* [WRITTEN TASK] From the entries below, list each line with "type".
··· DATA SECTION
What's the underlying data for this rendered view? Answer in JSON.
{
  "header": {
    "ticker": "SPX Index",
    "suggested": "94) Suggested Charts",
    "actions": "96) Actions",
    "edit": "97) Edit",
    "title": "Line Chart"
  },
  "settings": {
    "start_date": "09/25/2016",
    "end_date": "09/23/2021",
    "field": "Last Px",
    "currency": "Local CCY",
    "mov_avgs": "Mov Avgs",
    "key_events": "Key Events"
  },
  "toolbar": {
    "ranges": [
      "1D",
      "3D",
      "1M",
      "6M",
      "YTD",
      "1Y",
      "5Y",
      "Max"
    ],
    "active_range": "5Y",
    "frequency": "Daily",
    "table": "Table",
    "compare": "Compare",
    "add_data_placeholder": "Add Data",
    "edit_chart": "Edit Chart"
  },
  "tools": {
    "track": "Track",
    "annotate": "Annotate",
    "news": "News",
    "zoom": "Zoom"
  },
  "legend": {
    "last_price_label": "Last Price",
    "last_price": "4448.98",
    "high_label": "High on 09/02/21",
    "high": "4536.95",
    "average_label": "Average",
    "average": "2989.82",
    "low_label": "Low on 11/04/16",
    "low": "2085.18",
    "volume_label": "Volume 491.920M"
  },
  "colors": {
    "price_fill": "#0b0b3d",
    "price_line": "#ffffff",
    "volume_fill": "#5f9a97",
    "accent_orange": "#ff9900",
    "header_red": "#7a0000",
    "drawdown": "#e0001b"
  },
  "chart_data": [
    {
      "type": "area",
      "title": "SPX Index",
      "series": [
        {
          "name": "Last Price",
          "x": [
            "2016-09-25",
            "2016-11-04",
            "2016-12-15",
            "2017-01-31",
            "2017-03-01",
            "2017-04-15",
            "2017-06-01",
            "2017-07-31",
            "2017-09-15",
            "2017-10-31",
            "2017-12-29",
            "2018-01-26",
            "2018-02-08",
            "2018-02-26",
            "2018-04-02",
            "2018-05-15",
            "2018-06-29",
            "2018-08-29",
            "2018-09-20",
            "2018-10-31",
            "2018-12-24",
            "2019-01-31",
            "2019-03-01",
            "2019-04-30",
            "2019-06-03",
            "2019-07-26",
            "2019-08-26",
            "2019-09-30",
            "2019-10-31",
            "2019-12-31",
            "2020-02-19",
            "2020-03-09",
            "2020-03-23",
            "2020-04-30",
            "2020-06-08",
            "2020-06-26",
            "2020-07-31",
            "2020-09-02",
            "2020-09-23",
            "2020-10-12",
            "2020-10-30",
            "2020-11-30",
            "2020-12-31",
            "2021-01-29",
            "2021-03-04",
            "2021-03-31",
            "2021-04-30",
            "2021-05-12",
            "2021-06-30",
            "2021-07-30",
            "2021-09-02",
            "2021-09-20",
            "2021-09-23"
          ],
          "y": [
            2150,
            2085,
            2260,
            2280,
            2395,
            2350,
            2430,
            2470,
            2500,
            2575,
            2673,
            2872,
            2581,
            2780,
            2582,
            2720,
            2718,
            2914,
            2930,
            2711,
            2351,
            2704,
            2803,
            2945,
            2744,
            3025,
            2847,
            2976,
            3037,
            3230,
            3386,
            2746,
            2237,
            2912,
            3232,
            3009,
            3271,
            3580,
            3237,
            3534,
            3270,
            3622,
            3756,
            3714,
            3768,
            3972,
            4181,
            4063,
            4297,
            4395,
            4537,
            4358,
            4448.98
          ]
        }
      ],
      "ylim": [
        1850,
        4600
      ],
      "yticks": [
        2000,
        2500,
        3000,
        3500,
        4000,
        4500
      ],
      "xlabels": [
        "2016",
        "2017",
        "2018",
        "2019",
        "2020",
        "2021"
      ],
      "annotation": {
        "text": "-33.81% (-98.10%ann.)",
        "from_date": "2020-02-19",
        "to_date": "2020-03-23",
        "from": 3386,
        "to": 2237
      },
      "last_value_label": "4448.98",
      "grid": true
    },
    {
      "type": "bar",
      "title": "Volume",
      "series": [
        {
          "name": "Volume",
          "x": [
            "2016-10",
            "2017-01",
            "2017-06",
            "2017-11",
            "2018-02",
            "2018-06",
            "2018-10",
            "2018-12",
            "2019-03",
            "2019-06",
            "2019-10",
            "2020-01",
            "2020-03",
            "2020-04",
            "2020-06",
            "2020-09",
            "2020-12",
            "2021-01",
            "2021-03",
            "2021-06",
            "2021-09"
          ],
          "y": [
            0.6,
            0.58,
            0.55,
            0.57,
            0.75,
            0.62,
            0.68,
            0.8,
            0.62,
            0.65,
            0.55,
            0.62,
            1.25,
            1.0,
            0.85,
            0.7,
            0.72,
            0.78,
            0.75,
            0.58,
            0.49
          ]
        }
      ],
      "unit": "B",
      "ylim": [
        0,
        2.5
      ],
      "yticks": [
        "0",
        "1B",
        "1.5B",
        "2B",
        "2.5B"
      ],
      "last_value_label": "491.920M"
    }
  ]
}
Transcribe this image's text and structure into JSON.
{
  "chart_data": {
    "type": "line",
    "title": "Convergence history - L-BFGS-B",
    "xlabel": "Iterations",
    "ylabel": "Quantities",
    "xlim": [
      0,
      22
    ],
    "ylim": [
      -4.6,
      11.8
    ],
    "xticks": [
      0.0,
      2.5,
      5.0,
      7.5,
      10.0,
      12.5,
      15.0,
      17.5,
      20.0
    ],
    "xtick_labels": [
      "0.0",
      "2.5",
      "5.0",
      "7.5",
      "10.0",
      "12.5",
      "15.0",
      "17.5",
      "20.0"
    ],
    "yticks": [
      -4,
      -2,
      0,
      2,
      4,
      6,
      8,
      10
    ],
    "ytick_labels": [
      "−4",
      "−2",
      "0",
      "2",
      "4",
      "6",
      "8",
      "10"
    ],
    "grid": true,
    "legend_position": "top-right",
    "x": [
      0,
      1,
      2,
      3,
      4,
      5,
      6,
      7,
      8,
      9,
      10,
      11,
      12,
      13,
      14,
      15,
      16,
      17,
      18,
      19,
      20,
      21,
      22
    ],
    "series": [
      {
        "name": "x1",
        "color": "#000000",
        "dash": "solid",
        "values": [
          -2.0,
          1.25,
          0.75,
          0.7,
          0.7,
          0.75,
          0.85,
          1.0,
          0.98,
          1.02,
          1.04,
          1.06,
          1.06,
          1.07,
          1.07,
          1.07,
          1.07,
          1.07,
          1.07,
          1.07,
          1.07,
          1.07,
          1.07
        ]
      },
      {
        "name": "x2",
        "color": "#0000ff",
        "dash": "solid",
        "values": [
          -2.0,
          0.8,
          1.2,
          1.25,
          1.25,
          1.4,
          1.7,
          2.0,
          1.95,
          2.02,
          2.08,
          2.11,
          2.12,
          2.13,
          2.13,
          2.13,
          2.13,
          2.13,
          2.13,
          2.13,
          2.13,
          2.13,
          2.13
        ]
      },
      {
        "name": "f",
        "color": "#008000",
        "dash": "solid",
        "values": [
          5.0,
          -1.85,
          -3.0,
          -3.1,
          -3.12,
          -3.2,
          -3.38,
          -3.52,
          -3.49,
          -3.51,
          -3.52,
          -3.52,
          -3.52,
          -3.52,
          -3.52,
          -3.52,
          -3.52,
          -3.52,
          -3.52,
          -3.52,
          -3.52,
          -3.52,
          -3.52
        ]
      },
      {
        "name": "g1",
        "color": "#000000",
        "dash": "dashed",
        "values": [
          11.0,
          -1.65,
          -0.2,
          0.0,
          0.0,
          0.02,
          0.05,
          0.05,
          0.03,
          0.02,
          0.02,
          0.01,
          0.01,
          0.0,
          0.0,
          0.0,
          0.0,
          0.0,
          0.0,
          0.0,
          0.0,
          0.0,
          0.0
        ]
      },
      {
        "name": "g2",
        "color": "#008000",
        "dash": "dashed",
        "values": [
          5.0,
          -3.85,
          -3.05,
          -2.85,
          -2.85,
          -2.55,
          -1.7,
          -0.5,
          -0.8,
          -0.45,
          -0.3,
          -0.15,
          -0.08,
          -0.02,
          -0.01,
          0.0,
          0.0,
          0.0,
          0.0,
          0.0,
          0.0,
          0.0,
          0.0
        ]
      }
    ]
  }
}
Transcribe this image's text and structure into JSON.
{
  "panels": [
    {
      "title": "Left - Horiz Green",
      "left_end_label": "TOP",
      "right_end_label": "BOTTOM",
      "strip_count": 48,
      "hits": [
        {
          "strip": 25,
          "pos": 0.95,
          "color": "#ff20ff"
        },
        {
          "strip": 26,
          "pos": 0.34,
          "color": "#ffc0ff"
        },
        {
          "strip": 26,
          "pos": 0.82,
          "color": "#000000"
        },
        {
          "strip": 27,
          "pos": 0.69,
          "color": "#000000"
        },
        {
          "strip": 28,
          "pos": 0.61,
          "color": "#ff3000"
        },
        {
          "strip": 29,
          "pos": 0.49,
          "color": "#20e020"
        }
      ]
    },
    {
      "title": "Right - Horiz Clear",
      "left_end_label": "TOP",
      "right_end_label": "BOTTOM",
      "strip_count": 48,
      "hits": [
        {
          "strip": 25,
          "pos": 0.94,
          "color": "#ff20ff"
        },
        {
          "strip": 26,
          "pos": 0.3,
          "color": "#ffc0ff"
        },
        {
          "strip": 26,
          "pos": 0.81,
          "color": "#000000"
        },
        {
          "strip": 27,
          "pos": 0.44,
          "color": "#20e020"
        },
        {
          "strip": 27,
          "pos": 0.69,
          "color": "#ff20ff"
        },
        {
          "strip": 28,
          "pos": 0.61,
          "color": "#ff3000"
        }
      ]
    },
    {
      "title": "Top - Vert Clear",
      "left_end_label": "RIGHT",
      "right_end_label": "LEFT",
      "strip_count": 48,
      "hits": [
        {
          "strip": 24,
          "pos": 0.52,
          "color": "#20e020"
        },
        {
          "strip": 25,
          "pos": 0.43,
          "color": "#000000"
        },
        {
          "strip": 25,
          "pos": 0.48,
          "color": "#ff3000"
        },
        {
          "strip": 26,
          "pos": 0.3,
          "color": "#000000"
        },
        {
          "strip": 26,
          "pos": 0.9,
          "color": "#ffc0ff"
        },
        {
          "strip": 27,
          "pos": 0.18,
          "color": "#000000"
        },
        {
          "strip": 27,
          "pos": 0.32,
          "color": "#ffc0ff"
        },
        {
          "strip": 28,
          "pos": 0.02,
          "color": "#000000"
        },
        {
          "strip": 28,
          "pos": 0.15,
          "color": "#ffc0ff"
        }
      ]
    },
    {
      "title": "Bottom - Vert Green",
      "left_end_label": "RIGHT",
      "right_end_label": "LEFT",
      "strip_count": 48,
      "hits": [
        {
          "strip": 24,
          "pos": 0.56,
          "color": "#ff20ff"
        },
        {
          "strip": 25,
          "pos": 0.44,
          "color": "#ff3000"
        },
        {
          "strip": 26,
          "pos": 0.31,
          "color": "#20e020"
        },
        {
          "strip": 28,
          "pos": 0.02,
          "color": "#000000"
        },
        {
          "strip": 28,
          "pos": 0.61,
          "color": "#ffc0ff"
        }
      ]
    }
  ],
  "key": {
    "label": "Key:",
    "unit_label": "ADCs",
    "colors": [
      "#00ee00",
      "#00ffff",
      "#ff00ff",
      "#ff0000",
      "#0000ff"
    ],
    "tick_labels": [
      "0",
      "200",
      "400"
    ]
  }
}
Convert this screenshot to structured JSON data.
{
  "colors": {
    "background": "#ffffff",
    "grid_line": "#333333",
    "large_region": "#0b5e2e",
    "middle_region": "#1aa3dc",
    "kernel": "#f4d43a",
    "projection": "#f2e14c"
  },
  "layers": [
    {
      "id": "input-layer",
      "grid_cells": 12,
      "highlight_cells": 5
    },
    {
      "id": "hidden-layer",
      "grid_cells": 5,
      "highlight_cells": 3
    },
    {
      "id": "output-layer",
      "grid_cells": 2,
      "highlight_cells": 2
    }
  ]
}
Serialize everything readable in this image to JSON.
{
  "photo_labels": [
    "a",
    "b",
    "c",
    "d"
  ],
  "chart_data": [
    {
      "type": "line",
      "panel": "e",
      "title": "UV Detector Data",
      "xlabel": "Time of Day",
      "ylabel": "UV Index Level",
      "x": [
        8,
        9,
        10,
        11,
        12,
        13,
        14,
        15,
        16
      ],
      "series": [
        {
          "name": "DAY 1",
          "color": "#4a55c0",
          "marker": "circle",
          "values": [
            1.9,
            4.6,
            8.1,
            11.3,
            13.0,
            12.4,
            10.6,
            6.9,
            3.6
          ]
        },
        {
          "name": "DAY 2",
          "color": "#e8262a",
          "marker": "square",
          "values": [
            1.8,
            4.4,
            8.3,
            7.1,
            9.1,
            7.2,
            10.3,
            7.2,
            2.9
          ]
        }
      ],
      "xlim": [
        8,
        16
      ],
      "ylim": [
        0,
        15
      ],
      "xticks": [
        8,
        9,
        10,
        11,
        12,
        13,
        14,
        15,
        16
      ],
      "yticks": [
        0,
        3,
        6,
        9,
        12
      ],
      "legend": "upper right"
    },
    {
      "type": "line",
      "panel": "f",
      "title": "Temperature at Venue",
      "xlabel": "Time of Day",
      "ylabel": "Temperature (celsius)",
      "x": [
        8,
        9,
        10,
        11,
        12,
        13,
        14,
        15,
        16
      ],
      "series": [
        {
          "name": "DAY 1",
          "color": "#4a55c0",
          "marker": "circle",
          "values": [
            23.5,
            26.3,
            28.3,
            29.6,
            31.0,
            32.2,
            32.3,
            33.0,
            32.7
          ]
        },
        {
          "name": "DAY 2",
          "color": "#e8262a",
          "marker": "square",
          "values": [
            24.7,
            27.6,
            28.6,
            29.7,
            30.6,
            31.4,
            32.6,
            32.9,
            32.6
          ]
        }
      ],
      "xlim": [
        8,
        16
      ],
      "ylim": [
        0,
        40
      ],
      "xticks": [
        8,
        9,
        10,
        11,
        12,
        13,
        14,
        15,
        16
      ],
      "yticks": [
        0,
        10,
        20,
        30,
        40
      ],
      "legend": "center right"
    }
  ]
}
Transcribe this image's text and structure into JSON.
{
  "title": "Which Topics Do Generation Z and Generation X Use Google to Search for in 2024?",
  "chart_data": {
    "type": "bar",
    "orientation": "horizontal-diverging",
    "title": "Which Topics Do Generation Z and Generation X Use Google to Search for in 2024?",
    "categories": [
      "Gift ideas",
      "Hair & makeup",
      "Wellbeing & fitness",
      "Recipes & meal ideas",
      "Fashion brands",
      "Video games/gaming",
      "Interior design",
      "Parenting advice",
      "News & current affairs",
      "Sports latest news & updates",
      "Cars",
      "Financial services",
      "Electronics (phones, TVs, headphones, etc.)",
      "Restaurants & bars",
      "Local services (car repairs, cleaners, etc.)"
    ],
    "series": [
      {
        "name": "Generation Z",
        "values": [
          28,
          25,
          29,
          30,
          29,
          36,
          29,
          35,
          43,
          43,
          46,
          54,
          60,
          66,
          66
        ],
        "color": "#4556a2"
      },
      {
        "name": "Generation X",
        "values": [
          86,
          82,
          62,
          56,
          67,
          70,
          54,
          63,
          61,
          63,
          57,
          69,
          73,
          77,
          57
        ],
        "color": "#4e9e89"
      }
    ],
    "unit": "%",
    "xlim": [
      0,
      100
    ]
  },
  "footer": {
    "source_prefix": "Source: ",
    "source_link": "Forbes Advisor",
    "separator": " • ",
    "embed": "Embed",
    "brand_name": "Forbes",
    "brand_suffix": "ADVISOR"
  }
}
······
* [EXERCISE SOLUTION]
      "type": "area",
      "type": "bar",
    "type": "line",
      "type": "line",
      "type": "line",
    "type": "bar",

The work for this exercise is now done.